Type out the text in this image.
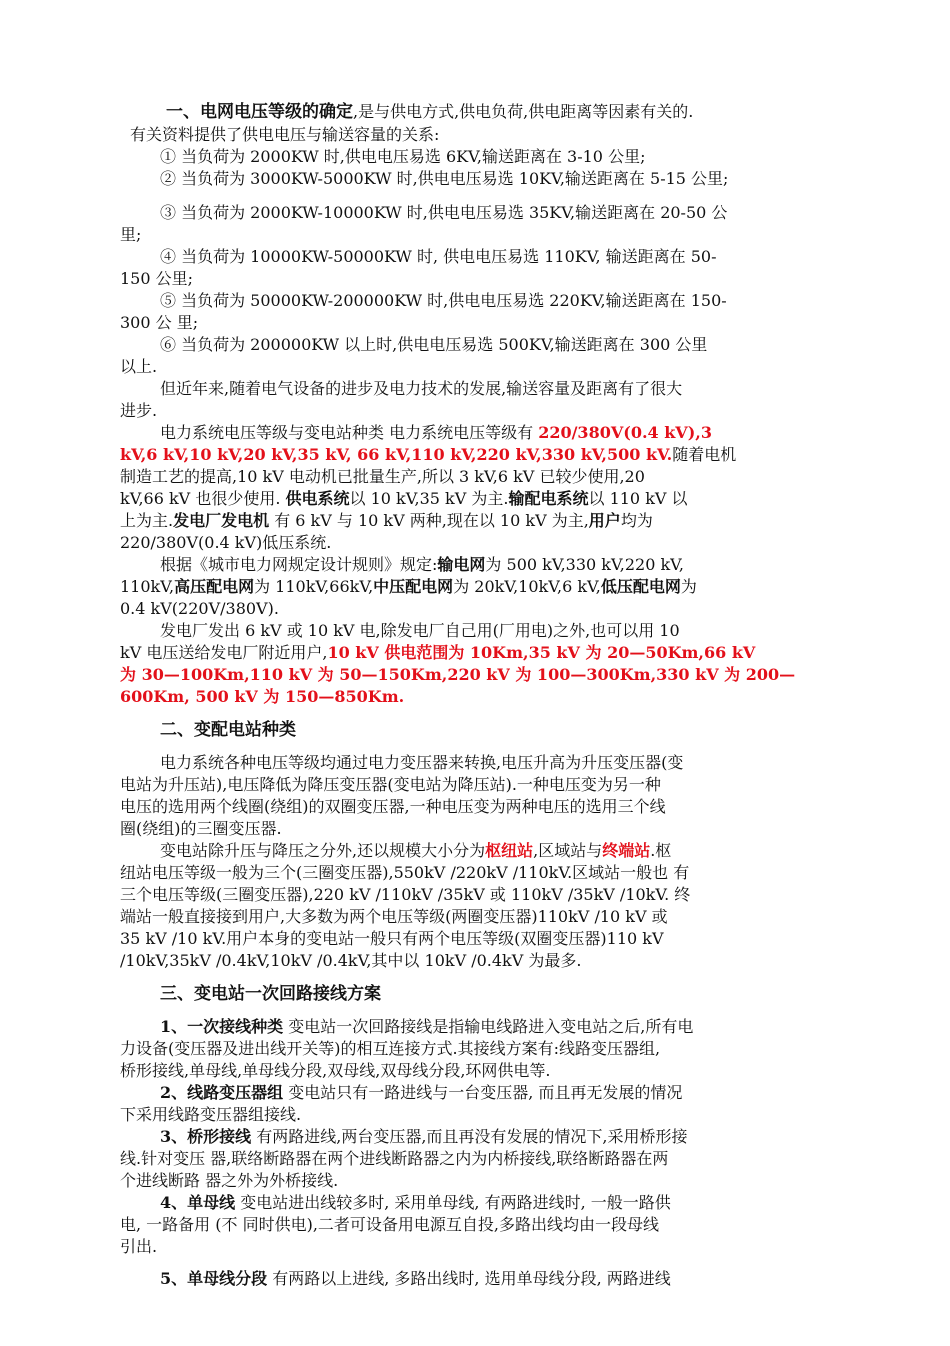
一、电网电压等级的确定,是与供电方式,供电负荷,供电距离等因素有关的.

有关资料提供了供电电压与输送容量的关系:

① 当负荷为 2000KW 时,供电电压易选 6KV,输送距离在 3-10 公里;

② 当负荷为 3000KW-5000KW 时,供电电压易选 10KV,输送距离在 5-15 公里;

③ 当负荷为 2000KW-10000KW 时,供电电压易选 35KV,输送距离在 20-50 公

里;

④ 当负荷为 10000KW-50000KW 时, 供电电压易选 110KV, 输送距离在 50-

150 公里;

⑤ 当负荷为 50000KW-200000KW 时,供电电压易选 220KV,输送距离在 150-

300 公 里;

⑥ 当负荷为 200000KW 以上时,供电电压易选 500KV,输送距离在 300 公里

以上.

但近年来,随着电气设备的进步及电力技术的发展,输送容量及距离有了很大

进步.

电力系统电压等级与变电站种类 电力系统电压等级有 220/380V(0.4 kV),3

kV,6 kV,10 kV,20 kV,35 kV, 66 kV,110 kV,220 kV,330 kV,500 kV.随着电机

制造工艺的提高,10 kV 电动机已批量生产,所以 3 kV,6 kV 已较少使用,20

kV,66 kV 也很少使用. 供电系统以 10 kV,35 kV 为主.输配电系统以 110 kV 以

上为主.发电厂发电机 有 6 kV 与 10 kV 两种,现在以 10 kV 为主,用户均为

220/380V(0.4 kV)低压系统.

根据《城市电力网规定设计规则》规定:输电网为 500 kV,330 kV,220 kV,

110kV,高压配电网为 110kV,66kV,中压配电网为 20kV,10kV,6 kV,低压配电网为

0.4 kV(220V/380V).

发电厂发出 6 kV 或 10 kV 电,除发电厂自己用(厂用电)之外,也可以用 10

kV 电压送给发电厂附近用户,10 kV 供电范围为 10Km,35 kV 为 20—50Km,66 kV

为 30—100Km,110 kV 为 50—150Km,220 kV 为 100—300Km,330 kV 为 200—

600Km, 500 kV 为 150—850Km.

二、变配电站种类

电力系统各种电压等级均通过电力变压器来转换,电压升高为升压变压器(变

电站为升压站),电压降低为降压变压器(变电站为降压站).一种电压变为另一种

电压的选用两个线圈(绕组)的双圈变压器,一种电压变为两种电压的选用三个线

圈(绕组)的三圈变压器.

变电站除升压与降压之分外,还以规模大小分为枢纽站,区域站与终端站.枢

纽站电压等级一般为三个(三圈变压器),550kV /220kV /110kV.区域站一般也 有

三个电压等级(三圈变压器),220 kV /110kV /35kV 或 110kV /35kV /10kV. 终

端站一般直接接到用户,大多数为两个电压等级(两圈变压器)110kV /10 kV 或

35 kV /10 kV.用户本身的变电站一般只有两个电压等级(双圈变压器)110 kV

/10kV,35kV /0.4kV,10kV /0.4kV,其中以 10kV /0.4kV 为最多.

三、变电站一次回路接线方案

1、一次接线种类 变电站一次回路接线是指输电线路进入变电站之后,所有电

力设备(变压器及进出线开关等)的相互连接方式.其接线方案有:线路变压器组,

桥形接线,单母线,单母线分段,双母线,双母线分段,环网供电等.

2、线路变压器组 变电站只有一路进线与一台变压器, 而且再无发展的情况

下采用线路变压器组接线.

3、桥形接线 有两路进线,两台变压器,而且再没有发展的情况下,采用桥形接

线.针对变压 器,联络断路器在两个进线断路器之内为内桥接线,联络断路器在两

个进线断路 器之外为外桥接线.

4、单母线 变电站进出线较多时, 采用单母线, 有两路进线时, 一般一路供

电, 一路备用 (不 同时供电),二者可设备用电源互自投,多路出线均由一段母线

引出.

5、单母线分段 有两路以上进线, 多路出线时, 选用单母线分段, 两路进线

============================================================

**WORK INSTRUCTIONS:** Repeat the listing in full and exactly. Leave any pictures out.

**OUTPUT:**
Type out the text in this image.
一、电网电压等级的确定,是与供电方式,供电负荷,供电距离等因素有关的.

有关资料提供了供电电压与输送容量的关系:

① 当负荷为 2000KW 时,供电电压易选 6KV,输送距离在 3-10 公里;

② 当负荷为 3000KW-5000KW 时,供电电压易选 10KV,输送距离在 5-15 公里;

③ 当负荷为 2000KW-10000KW 时,供电电压易选 35KV,输送距离在 20-50 公

里;

④ 当负荷为 10000KW-50000KW 时, 供电电压易选 110KV, 输送距离在 50-

150 公里;

⑤ 当负荷为 50000KW-200000KW 时,供电电压易选 220KV,输送距离在 150-

300 公 里;

⑥ 当负荷为 200000KW 以上时,供电电压易选 500KV,输送距离在 300 公里

以上.

但近年来,随着电气设备的进步及电力技术的发展,输送容量及距离有了很大

进步.

电力系统电压等级与变电站种类 电力系统电压等级有 220/380V(0.4 kV),3

kV,6 kV,10 kV,20 kV,35 kV, 66 kV,110 kV,220 kV,330 kV,500 kV.随着电机

制造工艺的提高,10 kV 电动机已批量生产,所以 3 kV,6 kV 已较少使用,20

kV,66 kV 也很少使用. 供电系统以 10 kV,35 kV 为主.输配电系统以 110 kV 以

上为主.发电厂发电机 有 6 kV 与 10 kV 两种,现在以 10 kV 为主,用户均为

220/380V(0.4 kV)低压系统.

根据《城市电力网规定设计规则》规定:输电网为 500 kV,330 kV,220 kV,

110kV,高压配电网为 110kV,66kV,中压配电网为 20kV,10kV,6 kV,低压配电网为

0.4 kV(220V/380V).

发电厂发出 6 kV 或 10 kV 电,除发电厂自己用(厂用电)之外,也可以用 10

kV 电压送给发电厂附近用户,10 kV 供电范围为 10Km,35 kV 为 20—50Km,66 kV

为 30—100Km,110 kV 为 50—150Km,220 kV 为 100—300Km,330 kV 为 200—

600Km, 500 kV 为 150—850Km.

二、变配电站种类

电力系统各种电压等级均通过电力变压器来转换,电压升高为升压变压器(变

电站为升压站),电压降低为降压变压器(变电站为降压站).一种电压变为另一种

电压的选用两个线圈(绕组)的双圈变压器,一种电压变为两种电压的选用三个线

圈(绕组)的三圈变压器.

变电站除升压与降压之分外,还以规模大小分为枢纽站,区域站与终端站.枢

纽站电压等级一般为三个(三圈变压器),550kV /220kV /110kV.区域站一般也 有

三个电压等级(三圈变压器),220 kV /110kV /35kV 或 110kV /35kV /10kV. 终

端站一般直接接到用户,大多数为两个电压等级(两圈变压器)110kV /10 kV 或

35 kV /10 kV.用户本身的变电站一般只有两个电压等级(双圈变压器)110 kV

/10kV,35kV /0.4kV,10kV /0.4kV,其中以 10kV /0.4kV 为最多.

三、变电站一次回路接线方案

1、一次接线种类 变电站一次回路接线是指输电线路进入变电站之后,所有电

力设备(变压器及进出线开关等)的相互连接方式.其接线方案有:线路变压器组,

桥形接线,单母线,单母线分段,双母线,双母线分段,环网供电等.

2、线路变压器组 变电站只有一路进线与一台变压器, 而且再无发展的情况

下采用线路变压器组接线.

3、桥形接线 有两路进线,两台变压器,而且再没有发展的情况下,采用桥形接

线.针对变压 器,联络断路器在两个进线断路器之内为内桥接线,联络断路器在两

个进线断路 器之外为外桥接线.

4、单母线 变电站进出线较多时, 采用单母线, 有两路进线时, 一般一路供

电, 一路备用 (不 同时供电),二者可设备用电源互自投,多路出线均由一段母线

引出.

5、单母线分段 有两路以上进线, 多路出线时, 选用单母线分段, 两路进线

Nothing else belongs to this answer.